Of course they're not.
Yeah, I mean, it's a fallacy to believe that there are these distinctions.
And that is to Hurston—well, it's understandable she would see this as a fallacy, but so did Patterson and Lane and wrote about this.
And they were rejecting a lot of these theories of white racial superiority at the time when a lot of intellectuals, really most intellectuals, still believed them.
And they thought this was bunk.
They thought this was nonsense.
And so they were consistent in the rejection of this form of collectivism.
But they also linked it with class in an interesting way.
We talk about classism a lot now.
They were against classism in a way because they said, well, if you have class warfare, you're judging the people on the basis of group orientation.
This is what the Nazis did.
This is what the communists did.
And all three of them used that expression, class.
Class and race.
She said, we don't believe in either.
These are fictions.
Yeah.
And see, this is the thing.
A lot of people scoffed at Ron Paul on his CNN interview where he said, man, I'm a libertarian.
Don't you understand it's physically impossible for me to be a racist, right?
Like he would implode in a poof of logic.
I'm sorry.
I plagiarized that from somebody.
I don't know.
But he would just vanish if somehow he was an individualist and a bigot, too.
It just doesn't make any sense.
It doesn't make any sense.
And people say, well, you could be a bigot and be a libertarian.
I suppose you could support, you know, having the view that, oh, we don't like this and this and this.
Libertarians don't like that.

◆ Collected data
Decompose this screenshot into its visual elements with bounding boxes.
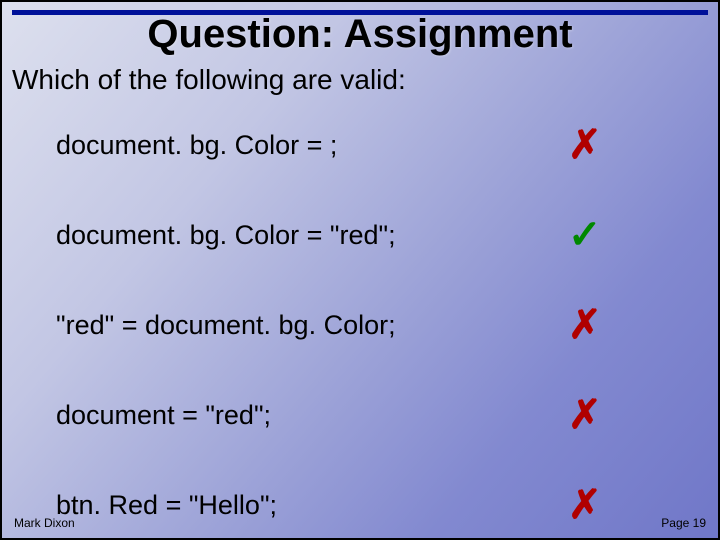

◆ Exercise aim
From the transcript on race and class, extract the passage from "And they were" to "still believed them." word for word.

◆ Exercise response
And they were rejecting a lot of these theories of white racial superiority at the time when a lot of intellectuals, really most intellectuals, still believed them.